Problem description
Provide an exact reproduction of every entry.

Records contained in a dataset
— Start —

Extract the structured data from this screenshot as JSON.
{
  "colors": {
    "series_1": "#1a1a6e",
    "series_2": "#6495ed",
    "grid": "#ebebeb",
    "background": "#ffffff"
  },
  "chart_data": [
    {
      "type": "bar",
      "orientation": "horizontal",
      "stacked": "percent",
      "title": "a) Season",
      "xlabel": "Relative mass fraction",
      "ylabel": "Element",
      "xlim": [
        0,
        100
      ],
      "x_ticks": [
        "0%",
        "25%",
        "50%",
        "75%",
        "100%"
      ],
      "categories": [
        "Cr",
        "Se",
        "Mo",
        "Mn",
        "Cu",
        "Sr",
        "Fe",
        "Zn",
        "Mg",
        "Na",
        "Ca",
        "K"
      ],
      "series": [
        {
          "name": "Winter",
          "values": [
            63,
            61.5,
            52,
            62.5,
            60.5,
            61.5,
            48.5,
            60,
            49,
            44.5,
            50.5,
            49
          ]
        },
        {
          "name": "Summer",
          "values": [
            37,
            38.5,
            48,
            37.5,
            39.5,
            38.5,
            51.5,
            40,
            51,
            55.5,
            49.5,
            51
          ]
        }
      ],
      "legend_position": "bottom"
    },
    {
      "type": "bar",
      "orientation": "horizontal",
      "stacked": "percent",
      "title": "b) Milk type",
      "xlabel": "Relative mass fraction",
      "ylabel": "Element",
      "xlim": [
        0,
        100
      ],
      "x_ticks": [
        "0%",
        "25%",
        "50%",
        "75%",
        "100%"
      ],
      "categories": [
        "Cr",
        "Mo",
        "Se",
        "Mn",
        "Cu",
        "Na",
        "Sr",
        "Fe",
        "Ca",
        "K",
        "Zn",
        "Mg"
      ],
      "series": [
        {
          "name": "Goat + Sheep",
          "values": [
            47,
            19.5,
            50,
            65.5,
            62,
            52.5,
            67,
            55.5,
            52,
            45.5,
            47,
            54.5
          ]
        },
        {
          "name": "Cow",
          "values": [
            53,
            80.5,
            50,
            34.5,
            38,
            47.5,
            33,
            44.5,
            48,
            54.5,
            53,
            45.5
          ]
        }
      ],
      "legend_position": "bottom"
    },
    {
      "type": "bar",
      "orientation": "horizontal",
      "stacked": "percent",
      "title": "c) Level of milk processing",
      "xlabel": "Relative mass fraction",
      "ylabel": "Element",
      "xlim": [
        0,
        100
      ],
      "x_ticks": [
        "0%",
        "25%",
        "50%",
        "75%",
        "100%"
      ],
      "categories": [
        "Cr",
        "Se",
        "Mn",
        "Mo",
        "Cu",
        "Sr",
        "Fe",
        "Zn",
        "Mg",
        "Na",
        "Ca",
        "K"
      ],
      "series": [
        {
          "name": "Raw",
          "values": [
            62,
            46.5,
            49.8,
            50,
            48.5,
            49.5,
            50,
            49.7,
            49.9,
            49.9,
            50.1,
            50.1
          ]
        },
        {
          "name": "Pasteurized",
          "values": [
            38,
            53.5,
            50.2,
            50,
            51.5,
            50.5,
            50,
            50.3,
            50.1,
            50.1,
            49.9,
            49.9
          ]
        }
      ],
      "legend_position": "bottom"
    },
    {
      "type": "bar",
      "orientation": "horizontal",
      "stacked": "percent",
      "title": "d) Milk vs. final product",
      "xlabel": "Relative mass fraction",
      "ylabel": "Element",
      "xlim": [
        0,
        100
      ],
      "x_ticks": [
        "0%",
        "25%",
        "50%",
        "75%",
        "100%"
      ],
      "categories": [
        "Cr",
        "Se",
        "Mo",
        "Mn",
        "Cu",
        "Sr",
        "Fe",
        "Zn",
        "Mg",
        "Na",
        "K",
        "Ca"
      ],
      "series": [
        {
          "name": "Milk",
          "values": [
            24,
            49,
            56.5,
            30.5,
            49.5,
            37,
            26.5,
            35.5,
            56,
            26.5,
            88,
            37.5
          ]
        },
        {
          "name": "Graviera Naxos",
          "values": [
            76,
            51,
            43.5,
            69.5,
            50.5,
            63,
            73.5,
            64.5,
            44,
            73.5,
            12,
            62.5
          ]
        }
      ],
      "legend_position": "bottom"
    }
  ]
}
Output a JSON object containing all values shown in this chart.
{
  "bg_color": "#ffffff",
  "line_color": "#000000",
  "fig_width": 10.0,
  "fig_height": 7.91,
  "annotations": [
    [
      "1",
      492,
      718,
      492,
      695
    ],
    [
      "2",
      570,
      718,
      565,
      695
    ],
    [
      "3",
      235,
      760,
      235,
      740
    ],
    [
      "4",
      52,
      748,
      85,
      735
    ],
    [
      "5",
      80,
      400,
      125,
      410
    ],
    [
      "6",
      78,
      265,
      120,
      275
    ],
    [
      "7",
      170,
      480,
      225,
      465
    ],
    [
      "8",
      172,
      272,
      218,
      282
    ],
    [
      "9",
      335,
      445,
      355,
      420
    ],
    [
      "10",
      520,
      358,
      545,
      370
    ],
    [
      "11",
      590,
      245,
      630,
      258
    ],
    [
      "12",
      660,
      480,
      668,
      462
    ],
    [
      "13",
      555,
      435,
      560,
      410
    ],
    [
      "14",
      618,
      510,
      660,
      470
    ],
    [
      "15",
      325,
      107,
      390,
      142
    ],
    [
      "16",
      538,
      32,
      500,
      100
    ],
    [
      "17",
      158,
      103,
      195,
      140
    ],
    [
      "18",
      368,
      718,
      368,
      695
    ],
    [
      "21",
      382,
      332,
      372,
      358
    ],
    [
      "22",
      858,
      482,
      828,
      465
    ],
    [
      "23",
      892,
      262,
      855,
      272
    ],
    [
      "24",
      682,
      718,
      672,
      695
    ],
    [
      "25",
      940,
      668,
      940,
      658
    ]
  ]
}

— End —

Result of this exercise
Extract the structured data from this screenshot as JSON.
{
  "colors": {
    "series_1": "#1a1a6e",
    "series_2": "#6495ed",
    "grid": "#ebebeb",
    "background": "#ffffff"
  },
  "chart_data": [
    {
      "type": "bar",
      "orientation": "horizontal",
      "stacked": "percent",
      "title": "a) Season",
      "xlabel": "Relative mass fraction",
      "ylabel": "Element",
      "xlim": [
        0,
        100
      ],
      "x_ticks": [
        "0%",
        "25%",
        "50%",
        "75%",
        "100%"
      ],
      "categories": [
        "Cr",
        "Se",
        "Mo",
        "Mn",
        "Cu",
        "Sr",
        "Fe",
        "Zn",
        "Mg",
        "Na",
        "Ca",
        "K"
      ],
      "series": [
        {
          "name": "Winter",
          "values": [
            63,
            61.5,
            52,
            62.5,
            60.5,
            61.5,
            48.5,
            60,
            49,
            44.5,
            50.5,
            49
          ]
        },
        {
          "name": "Summer",
          "values": [
            37,
            38.5,
            48,
            37.5,
            39.5,
            38.5,
            51.5,
            40,
            51,
            55.5,
            49.5,
            51
          ]
        }
      ],
      "legend_position": "bottom"
    },
    {
      "type": "bar",
      "orientation": "horizontal",
      "stacked": "percent",
      "title": "b) Milk type",
      "xlabel": "Relative mass fraction",
      "ylabel": "Element",
      "xlim": [
        0,
        100
      ],
      "x_ticks": [
        "0%",
        "25%",
        "50%",
        "75%",
        "100%"
      ],
      "categories": [
        "Cr",
        "Mo",
        "Se",
        "Mn",
        "Cu",
        "Na",
        "Sr",
        "Fe",
        "Ca",
        "K",
        "Zn",
        "Mg"
      ],
      "series": [
        {
          "name": "Goat + Sheep",
          "values": [
            47,
            19.5,
            50,
            65.5,
            62,
            52.5,
            67,
            55.5,
            52,
            45.5,
            47,
            54.5
          ]
        },
        {
          "name": "Cow",
          "values": [
            53,
            80.5,
            50,
            34.5,
            38,
            47.5,
            33,
            44.5,
            48,
            54.5,
            53,
            45.5
          ]
        }
      ],
      "legend_position": "bottom"
    },
    {
      "type": "bar",
      "orientation": "horizontal",
      "stacked": "percent",
      "title": "c) Level of milk processing",
      "xlabel": "Relative mass fraction",
      "ylabel": "Element",
      "xlim": [
        0,
        100
      ],
      "x_ticks": [
        "0%",
        "25%",
        "50%",
        "75%",
        "100%"
      ],
      "categories": [
        "Cr",
        "Se",
        "Mn",
        "Mo",
        "Cu",
        "Sr",
        "Fe",
        "Zn",
        "Mg",
        "Na",
        "Ca",
        "K"
      ],
      "series": [
        {
          "name": "Raw",
          "values": [
            62,
            46.5,
            49.8,
            50,
            48.5,
            49.5,
            50,
            49.7,
            49.9,
            49.9,
            50.1,
            50.1
          ]
        },
        {
          "name": "Pasteurized",
          "values": [
            38,
            53.5,
            50.2,
            50,
            51.5,
            50.5,
            50,
            50.3,
            50.1,
            50.1,
            49.9,
            49.9
          ]
        }
      ],
      "legend_position": "bottom"
    },
    {
      "type": "bar",
      "orientation": "horizontal",
      "stacked": "percent",
      "title": "d) Milk vs. final product",
      "xlabel": "Relative mass fraction",
      "ylabel": "Element",
      "xlim": [
        0,
        100
      ],
      "x_ticks": [
        "0%",
        "25%",
        "50%",
        "75%",
        "100%"
      ],
      "categories": [
        "Cr",
        "Se",
        "Mo",
        "Mn",
        "Cu",
        "Sr",
        "Fe",
        "Zn",
        "Mg",
        "Na",
        "K",
        "Ca"
      ],
      "series": [
        {
          "name": "Milk",
          "values": [
            24,
            49,
            56.5,
            30.5,
            49.5,
            37,
            26.5,
            35.5,
            56,
            26.5,
            88,
            37.5
          ]
        },
        {
          "name": "Graviera Naxos",
          "values": [
            76,
            51,
            43.5,
            69.5,
            50.5,
            63,
            73.5,
            64.5,
            44,
            73.5,
            12,
            62.5
          ]
        }
      ],
      "legend_position": "bottom"
    }
  ]
}
Output a JSON object containing all values shown in this chart.
{
  "bg_color": "#ffffff",
  "line_color": "#000000",
  "fig_width": 10.0,
  "fig_height": 7.91,
  "annotations": [
    [
      "1",
      492,
      718,
      492,
      695
    ],
    [
      "2",
      570,
      718,
      565,
      695
    ],
    [
      "3",
      235,
      760,
      235,
      740
    ],
    [
      "4",
      52,
      748,
      85,
      735
    ],
    [
      "5",
      80,
      400,
      125,
      410
    ],
    [
      "6",
      78,
      265,
      120,
      275
    ],
    [
      "7",
      170,
      480,
      225,
      465
    ],
    [
      "8",
      172,
      272,
      218,
      282
    ],
    [
      "9",
      335,
      445,
      355,
      420
    ],
    [
      "10",
      520,
      358,
      545,
      370
    ],
    [
      "11",
      590,
      245,
      630,
      258
    ],
    [
      "12",
      660,
      480,
      668,
      462
    ],
    [
      "13",
      555,
      435,
      560,
      410
    ],
    [
      "14",
      618,
      510,
      660,
      470
    ],
    [
      "15",
      325,
      107,
      390,
      142
    ],
    [
      "16",
      538,
      32,
      500,
      100
    ],
    [
      "17",
      158,
      103,
      195,
      140
    ],
    [
      "18",
      368,
      718,
      368,
      695
    ],
    [
      "21",
      382,
      332,
      372,
      358
    ],
    [
      "22",
      858,
      482,
      828,
      465
    ],
    [
      "23",
      892,
      262,
      855,
      272
    ],
    [
      "24",
      682,
      718,
      672,
      695
    ],
    [
      "25",
      940,
      668,
      940,
      658
    ]
  ]
}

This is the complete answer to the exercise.